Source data
────────

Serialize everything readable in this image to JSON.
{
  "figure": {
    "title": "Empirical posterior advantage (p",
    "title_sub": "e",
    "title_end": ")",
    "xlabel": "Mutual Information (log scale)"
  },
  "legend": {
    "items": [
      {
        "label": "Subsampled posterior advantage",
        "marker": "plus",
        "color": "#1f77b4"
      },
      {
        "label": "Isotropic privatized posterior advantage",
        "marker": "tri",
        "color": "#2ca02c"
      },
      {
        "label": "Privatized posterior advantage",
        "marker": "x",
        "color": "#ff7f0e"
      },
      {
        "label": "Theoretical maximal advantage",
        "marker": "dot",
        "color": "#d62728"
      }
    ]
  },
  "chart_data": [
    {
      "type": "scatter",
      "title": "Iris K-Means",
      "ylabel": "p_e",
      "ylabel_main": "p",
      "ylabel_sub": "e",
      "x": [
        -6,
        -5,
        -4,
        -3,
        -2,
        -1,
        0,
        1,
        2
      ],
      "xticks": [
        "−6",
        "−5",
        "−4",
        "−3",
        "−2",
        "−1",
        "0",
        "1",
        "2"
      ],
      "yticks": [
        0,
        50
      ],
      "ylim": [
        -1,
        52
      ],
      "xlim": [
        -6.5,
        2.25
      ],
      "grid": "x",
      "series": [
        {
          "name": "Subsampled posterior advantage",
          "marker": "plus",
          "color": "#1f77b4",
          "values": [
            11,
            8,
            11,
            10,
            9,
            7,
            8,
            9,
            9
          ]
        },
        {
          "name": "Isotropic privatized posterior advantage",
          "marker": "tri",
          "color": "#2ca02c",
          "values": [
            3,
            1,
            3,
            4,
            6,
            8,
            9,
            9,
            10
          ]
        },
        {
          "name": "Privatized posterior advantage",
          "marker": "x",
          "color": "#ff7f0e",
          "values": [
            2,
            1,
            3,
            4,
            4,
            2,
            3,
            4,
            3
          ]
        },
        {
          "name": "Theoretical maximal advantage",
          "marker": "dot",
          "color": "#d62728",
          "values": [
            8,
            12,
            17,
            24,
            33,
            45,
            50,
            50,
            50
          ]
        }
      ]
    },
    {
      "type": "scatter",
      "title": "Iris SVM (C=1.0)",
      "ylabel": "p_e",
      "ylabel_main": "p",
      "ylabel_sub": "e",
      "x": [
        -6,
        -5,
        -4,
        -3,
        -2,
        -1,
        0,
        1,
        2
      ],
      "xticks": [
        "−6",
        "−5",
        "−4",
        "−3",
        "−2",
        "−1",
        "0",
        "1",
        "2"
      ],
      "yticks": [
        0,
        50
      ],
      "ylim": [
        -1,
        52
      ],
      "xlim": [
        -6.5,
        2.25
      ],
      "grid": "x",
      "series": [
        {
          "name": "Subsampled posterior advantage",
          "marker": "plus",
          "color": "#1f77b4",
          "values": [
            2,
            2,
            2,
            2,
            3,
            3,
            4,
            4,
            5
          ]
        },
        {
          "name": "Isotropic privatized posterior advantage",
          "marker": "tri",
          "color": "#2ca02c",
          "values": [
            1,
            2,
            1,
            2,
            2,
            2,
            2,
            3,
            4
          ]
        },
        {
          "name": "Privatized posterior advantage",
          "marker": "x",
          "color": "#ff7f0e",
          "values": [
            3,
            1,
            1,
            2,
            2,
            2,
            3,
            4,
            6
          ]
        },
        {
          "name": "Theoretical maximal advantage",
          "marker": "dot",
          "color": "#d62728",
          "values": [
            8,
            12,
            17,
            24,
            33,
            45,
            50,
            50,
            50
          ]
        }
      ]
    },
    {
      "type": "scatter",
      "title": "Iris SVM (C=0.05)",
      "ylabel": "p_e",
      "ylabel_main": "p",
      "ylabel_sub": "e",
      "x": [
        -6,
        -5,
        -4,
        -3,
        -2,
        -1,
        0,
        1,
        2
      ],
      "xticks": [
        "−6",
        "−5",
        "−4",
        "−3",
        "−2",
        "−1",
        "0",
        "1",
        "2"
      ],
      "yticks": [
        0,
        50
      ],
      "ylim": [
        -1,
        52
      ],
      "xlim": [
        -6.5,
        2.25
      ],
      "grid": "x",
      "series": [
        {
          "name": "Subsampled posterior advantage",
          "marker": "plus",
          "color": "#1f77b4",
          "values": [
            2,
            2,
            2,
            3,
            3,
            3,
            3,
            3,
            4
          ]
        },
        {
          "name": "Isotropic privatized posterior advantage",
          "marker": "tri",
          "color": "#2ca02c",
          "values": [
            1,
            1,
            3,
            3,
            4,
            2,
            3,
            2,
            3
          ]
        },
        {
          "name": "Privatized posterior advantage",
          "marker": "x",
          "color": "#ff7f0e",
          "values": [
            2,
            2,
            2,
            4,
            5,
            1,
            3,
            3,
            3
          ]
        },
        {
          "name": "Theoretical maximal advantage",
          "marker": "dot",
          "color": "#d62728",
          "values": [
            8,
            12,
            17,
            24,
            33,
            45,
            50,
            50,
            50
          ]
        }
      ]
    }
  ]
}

────────

▶ WHAT YOU ARE ASKED TO DO
Quote every line of the data, word for word.

▶ ANSWER FOR THIS EXERCISE
Serialize everything readable in this image to JSON.
{
  "figure": {
    "title": "Empirical posterior advantage (p",
    "title_sub": "e",
    "title_end": ")",
    "xlabel": "Mutual Information (log scale)"
  },
  "legend": {
    "items": [
      {
        "label": "Subsampled posterior advantage",
        "marker": "plus",
        "color": "#1f77b4"
      },
      {
        "label": "Isotropic privatized posterior advantage",
        "marker": "tri",
        "color": "#2ca02c"
      },
      {
        "label": "Privatized posterior advantage",
        "marker": "x",
        "color": "#ff7f0e"
      },
      {
        "label": "Theoretical maximal advantage",
        "marker": "dot",
        "color": "#d62728"
      }
    ]
  },
  "chart_data": [
    {
      "type": "scatter",
      "title": "Iris K-Means",
      "ylabel": "p_e",
      "ylabel_main": "p",
      "ylabel_sub": "e",
      "x": [
        -6,
        -5,
        -4,
        -3,
        -2,
        -1,
        0,
        1,
        2
      ],
      "xticks": [
        "−6",
        "−5",
        "−4",
        "−3",
        "−2",
        "−1",
        "0",
        "1",
        "2"
      ],
      "yticks": [
        0,
        50
      ],
      "ylim": [
        -1,
        52
      ],
      "xlim": [
        -6.5,
        2.25
      ],
      "grid": "x",
      "series": [
        {
          "name": "Subsampled posterior advantage",
          "marker": "plus",
          "color": "#1f77b4",
          "values": [
            11,
            8,
            11,
            10,
            9,
            7,
            8,
            9,
            9
          ]
        },
        {
          "name": "Isotropic privatized posterior advantage",
          "marker": "tri",
          "color": "#2ca02c",
          "values": [
            3,
            1,
            3,
            4,
            6,
            8,
            9,
            9,
            10
          ]
        },
        {
          "name": "Privatized posterior advantage",
          "marker": "x",
          "color": "#ff7f0e",
          "values": [
            2,
            1,
            3,
            4,
            4,
            2,
            3,
            4,
            3
          ]
        },
        {
          "name": "Theoretical maximal advantage",
          "marker": "dot",
          "color": "#d62728",
          "values": [
            8,
            12,
            17,
            24,
            33,
            45,
            50,
            50,
            50
          ]
        }
      ]
    },
    {
      "type": "scatter",
      "title": "Iris SVM (C=1.0)",
      "ylabel": "p_e",
      "ylabel_main": "p",
      "ylabel_sub": "e",
      "x": [
        -6,
        -5,
        -4,
        -3,
        -2,
        -1,
        0,
        1,
        2
      ],
      "xticks": [
        "−6",
        "−5",
        "−4",
        "−3",
        "−2",
        "−1",
        "0",
        "1",
        "2"
      ],
      "yticks": [
        0,
        50
      ],
      "ylim": [
        -1,
        52
      ],
      "xlim": [
        -6.5,
        2.25
      ],
      "grid": "x",
      "series": [
        {
          "name": "Subsampled posterior advantage",
          "marker": "plus",
          "color": "#1f77b4",
          "values": [
            2,
            2,
            2,
            2,
            3,
            3,
            4,
            4,
            5
          ]
        },
        {
          "name": "Isotropic privatized posterior advantage",
          "marker": "tri",
          "color": "#2ca02c",
          "values": [
            1,
            2,
            1,
            2,
            2,
            2,
            2,
            3,
            4
          ]
        },
        {
          "name": "Privatized posterior advantage",
          "marker": "x",
          "color": "#ff7f0e",
          "values": [
            3,
            1,
            1,
            2,
            2,
            2,
            3,
            4,
            6
          ]
        },
        {
          "name": "Theoretical maximal advantage",
          "marker": "dot",
          "color": "#d62728",
          "values": [
            8,
            12,
            17,
            24,
            33,
            45,
            50,
            50,
            50
          ]
        }
      ]
    },
    {
      "type": "scatter",
      "title": "Iris SVM (C=0.05)",
      "ylabel": "p_e",
      "ylabel_main": "p",
      "ylabel_sub": "e",
      "x": [
        -6,
        -5,
        -4,
        -3,
        -2,
        -1,
        0,
        1,
        2
      ],
      "xticks": [
        "−6",
        "−5",
        "−4",
        "−3",
        "−2",
        "−1",
        "0",
        "1",
        "2"
      ],
      "yticks": [
        0,
        50
      ],
      "ylim": [
        -1,
        52
      ],
      "xlim": [
        -6.5,
        2.25
      ],
      "grid": "x",
      "series": [
        {
          "name": "Subsampled posterior advantage",
          "marker": "plus",
          "color": "#1f77b4",
          "values": [
            2,
            2,
            2,
            3,
            3,
            3,
            3,
            3,
            4
          ]
        },
        {
          "name": "Isotropic privatized posterior advantage",
          "marker": "tri",
          "color": "#2ca02c",
          "values": [
            1,
            1,
            3,
            3,
            4,
            2,
            3,
            2,
            3
          ]
        },
        {
          "name": "Privatized posterior advantage",
          "marker": "x",
          "color": "#ff7f0e",
          "values": [
            2,
            2,
            2,
            4,
            5,
            1,
            3,
            3,
            3
          ]
        },
        {
          "name": "Theoretical maximal advantage",
          "marker": "dot",
          "color": "#d62728",
          "values": [
            8,
            12,
            17,
            24,
            33,
            45,
            50,
            50,
            50
          ]
        }
      ]
    }
  ]
}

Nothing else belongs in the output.